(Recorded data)
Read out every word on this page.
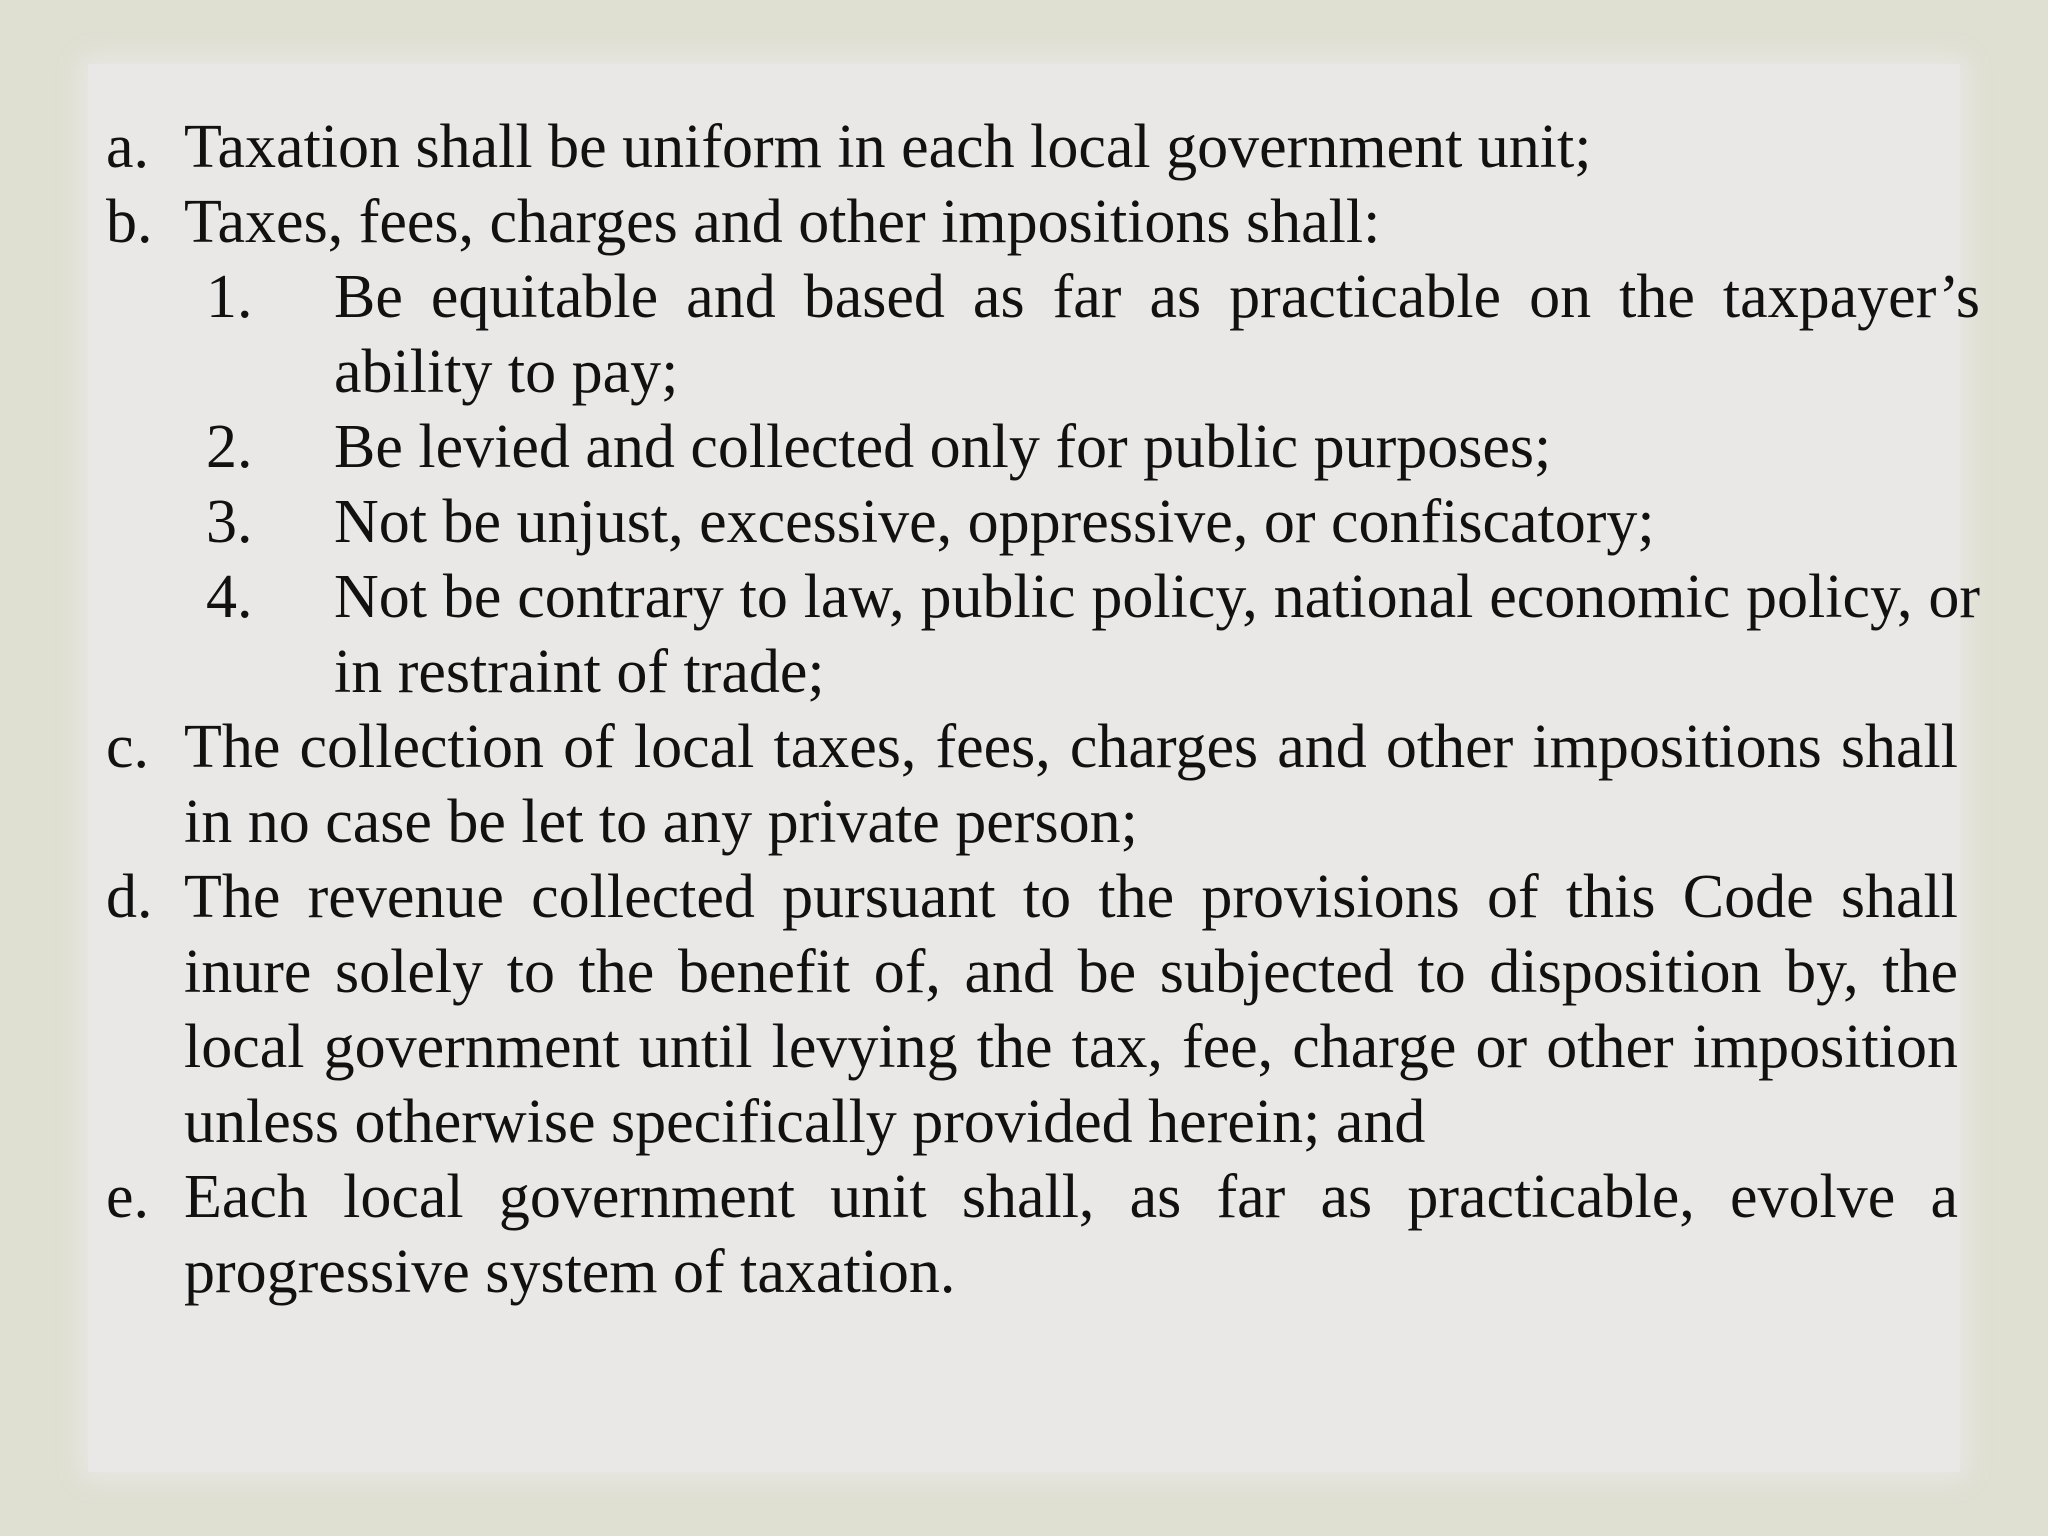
a. Taxation shall be uniform in each local government unit;
b. Taxes, fees, charges and other impositions shall:
1. Be equitable and based as far as practicable on the taxpayer’s ability to pay;
2. Be levied and collected only for public purposes;
3. Not be unjust, excessive, oppressive, or confiscatory;
4. Not be contrary to law, public policy, national economic policy, or in restraint of trade;
c. The collection of local taxes, fees, charges and other impositions shall in no case be let to any private person;
d. The revenue collected pursuant to the provisions of this Code shall inure solely to the benefit of, and be subjected to disposition by, the local government until levying the tax, fee, charge or other imposition unless otherwise specifically provided herein; and
e. Each local government unit shall, as far as practicable, evolve a progressive system of taxation.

> [Problem requirements]: Copy every line of the records above that holds the word "public".

> [Answer to this task]:
2. Be levied and collected only for public purposes;
4. Not be contrary to law, public policy, national economic policy, or in restraint of trade;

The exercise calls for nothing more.